-- GOAL --
In the items below, copy verbatim the lines from the one containing "Detect and localize" through the one containing "- point: [448, 406, 465, 423]", including both of those lines.

-- RECORDS TO PROCESS --
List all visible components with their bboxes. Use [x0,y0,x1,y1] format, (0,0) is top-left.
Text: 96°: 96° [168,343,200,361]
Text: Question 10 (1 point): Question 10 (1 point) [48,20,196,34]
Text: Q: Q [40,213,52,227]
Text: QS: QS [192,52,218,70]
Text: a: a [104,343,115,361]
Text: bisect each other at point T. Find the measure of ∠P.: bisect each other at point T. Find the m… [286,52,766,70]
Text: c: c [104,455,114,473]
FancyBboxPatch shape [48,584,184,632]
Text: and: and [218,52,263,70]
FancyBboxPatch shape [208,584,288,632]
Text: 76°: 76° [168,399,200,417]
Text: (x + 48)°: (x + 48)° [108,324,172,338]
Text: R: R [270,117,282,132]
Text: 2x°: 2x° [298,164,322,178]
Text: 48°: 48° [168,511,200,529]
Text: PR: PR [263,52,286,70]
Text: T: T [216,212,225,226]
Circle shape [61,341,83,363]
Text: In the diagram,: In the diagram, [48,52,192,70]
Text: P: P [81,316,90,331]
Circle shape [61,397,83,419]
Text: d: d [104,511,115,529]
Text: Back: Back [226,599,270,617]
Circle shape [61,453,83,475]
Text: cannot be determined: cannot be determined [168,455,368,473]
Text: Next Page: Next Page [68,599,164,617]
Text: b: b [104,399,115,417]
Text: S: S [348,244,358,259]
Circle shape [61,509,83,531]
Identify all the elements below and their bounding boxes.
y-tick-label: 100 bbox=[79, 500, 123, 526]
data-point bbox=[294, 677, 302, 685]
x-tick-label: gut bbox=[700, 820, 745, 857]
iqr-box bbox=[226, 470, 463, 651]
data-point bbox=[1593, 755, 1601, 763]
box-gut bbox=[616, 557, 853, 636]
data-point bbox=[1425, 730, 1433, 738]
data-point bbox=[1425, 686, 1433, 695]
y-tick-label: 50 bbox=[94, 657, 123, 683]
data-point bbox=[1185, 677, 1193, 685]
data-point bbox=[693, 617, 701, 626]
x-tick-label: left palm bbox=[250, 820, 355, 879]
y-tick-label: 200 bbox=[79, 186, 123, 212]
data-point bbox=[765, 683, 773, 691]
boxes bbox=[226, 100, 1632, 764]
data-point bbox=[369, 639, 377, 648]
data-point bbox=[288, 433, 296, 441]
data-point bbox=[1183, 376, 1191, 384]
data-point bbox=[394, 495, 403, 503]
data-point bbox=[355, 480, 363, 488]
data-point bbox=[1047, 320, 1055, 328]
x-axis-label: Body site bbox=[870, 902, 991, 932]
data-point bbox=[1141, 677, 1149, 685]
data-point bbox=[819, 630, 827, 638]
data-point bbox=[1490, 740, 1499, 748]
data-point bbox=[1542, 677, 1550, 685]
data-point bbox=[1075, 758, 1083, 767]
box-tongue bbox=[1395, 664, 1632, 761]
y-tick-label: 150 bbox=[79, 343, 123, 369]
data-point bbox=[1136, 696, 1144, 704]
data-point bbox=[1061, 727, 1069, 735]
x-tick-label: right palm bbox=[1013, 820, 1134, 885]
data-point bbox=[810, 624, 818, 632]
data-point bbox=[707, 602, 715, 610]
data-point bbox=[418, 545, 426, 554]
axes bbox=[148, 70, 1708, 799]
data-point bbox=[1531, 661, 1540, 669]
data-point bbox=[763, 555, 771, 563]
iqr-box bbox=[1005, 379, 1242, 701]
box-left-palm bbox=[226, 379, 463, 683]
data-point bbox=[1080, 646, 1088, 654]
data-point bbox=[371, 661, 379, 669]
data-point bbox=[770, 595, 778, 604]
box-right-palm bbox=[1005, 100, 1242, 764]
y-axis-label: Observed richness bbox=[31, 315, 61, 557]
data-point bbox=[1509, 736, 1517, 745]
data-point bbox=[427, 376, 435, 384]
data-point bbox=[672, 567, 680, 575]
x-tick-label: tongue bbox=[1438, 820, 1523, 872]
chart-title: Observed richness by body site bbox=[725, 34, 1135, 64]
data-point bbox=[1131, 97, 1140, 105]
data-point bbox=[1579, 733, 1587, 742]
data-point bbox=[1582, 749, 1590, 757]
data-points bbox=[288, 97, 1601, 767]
==
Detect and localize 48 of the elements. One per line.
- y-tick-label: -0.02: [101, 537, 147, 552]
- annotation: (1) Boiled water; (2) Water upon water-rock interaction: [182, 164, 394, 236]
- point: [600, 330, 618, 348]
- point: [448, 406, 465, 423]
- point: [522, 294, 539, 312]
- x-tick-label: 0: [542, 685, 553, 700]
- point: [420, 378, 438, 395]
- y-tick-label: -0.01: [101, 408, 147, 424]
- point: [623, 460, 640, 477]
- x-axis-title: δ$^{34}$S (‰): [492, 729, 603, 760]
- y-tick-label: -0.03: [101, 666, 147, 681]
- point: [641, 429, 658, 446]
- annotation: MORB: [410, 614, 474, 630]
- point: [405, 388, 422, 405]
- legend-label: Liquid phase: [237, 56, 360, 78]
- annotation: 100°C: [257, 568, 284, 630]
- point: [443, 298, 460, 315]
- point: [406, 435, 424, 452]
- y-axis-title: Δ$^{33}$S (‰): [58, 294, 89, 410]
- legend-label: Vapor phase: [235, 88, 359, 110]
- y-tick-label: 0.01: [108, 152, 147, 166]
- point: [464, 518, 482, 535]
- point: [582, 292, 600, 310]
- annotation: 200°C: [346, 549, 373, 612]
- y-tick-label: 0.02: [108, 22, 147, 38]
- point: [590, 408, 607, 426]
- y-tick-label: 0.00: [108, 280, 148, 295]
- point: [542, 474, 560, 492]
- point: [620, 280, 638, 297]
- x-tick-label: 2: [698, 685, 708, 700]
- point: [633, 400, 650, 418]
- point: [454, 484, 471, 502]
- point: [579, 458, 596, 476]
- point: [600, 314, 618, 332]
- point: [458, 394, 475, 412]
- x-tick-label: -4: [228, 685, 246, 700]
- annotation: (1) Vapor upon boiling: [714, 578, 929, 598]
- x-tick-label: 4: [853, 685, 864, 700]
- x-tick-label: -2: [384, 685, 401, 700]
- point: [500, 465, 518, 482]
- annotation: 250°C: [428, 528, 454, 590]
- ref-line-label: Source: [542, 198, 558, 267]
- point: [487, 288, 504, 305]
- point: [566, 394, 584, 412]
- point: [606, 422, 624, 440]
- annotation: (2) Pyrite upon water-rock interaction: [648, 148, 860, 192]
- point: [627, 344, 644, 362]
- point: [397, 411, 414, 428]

-- SOLVED EXERCISE --
Detect and localize 48 of the elements. One per line.
- y-tick-label: -0.02: [101, 537, 147, 552]
- annotation: (1) Boiled water; (2) Water upon water-rock interaction: [182, 164, 394, 236]
- point: [600, 330, 618, 348]
- point: [448, 406, 465, 423]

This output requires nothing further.